Looking through the listing, how many of its lines hold the word "上海八年级单元测试"? Answer with only the number.
____ SUPPLIED INFORMATION
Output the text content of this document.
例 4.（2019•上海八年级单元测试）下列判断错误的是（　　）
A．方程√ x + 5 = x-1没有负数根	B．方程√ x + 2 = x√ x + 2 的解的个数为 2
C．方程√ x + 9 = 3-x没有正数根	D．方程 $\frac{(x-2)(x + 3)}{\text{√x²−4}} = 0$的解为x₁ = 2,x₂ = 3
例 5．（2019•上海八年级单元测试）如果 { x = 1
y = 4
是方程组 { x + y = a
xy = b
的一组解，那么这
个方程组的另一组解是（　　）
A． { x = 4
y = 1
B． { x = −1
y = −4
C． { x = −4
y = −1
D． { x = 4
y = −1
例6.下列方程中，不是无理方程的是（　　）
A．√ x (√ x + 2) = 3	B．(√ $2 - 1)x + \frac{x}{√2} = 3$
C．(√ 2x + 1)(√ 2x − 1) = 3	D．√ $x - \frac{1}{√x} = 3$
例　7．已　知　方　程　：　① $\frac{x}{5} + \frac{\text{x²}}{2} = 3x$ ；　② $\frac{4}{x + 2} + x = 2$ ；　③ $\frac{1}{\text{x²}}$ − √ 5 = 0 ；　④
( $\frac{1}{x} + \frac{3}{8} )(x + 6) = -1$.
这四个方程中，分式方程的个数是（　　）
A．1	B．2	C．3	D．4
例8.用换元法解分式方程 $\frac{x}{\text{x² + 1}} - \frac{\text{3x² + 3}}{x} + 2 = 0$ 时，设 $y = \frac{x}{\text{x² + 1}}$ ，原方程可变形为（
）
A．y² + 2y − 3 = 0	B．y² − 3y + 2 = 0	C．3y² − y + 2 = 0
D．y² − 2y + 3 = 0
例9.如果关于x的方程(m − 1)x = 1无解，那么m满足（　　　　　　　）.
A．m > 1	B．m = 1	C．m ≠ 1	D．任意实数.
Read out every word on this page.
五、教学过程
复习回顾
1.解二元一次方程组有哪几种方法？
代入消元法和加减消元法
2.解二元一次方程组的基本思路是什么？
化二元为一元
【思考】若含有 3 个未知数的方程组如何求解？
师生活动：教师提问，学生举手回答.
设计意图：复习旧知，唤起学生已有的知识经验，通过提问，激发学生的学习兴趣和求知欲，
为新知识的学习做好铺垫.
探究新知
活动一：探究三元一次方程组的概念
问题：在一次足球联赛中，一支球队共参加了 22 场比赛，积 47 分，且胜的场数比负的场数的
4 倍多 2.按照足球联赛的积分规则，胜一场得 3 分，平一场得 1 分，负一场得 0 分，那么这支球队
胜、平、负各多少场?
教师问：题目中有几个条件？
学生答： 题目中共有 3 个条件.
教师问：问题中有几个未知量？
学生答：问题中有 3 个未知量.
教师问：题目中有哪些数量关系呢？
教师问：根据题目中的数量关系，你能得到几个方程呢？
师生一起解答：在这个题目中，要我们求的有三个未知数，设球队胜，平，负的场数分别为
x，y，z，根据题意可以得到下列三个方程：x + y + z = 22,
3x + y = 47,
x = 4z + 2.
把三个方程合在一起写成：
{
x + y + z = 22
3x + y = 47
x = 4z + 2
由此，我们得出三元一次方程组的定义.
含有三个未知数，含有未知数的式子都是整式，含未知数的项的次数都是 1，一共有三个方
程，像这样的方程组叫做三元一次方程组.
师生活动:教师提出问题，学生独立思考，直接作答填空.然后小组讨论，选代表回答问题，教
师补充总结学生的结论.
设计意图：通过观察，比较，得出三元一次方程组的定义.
________
# [FINAL ANSWER]
2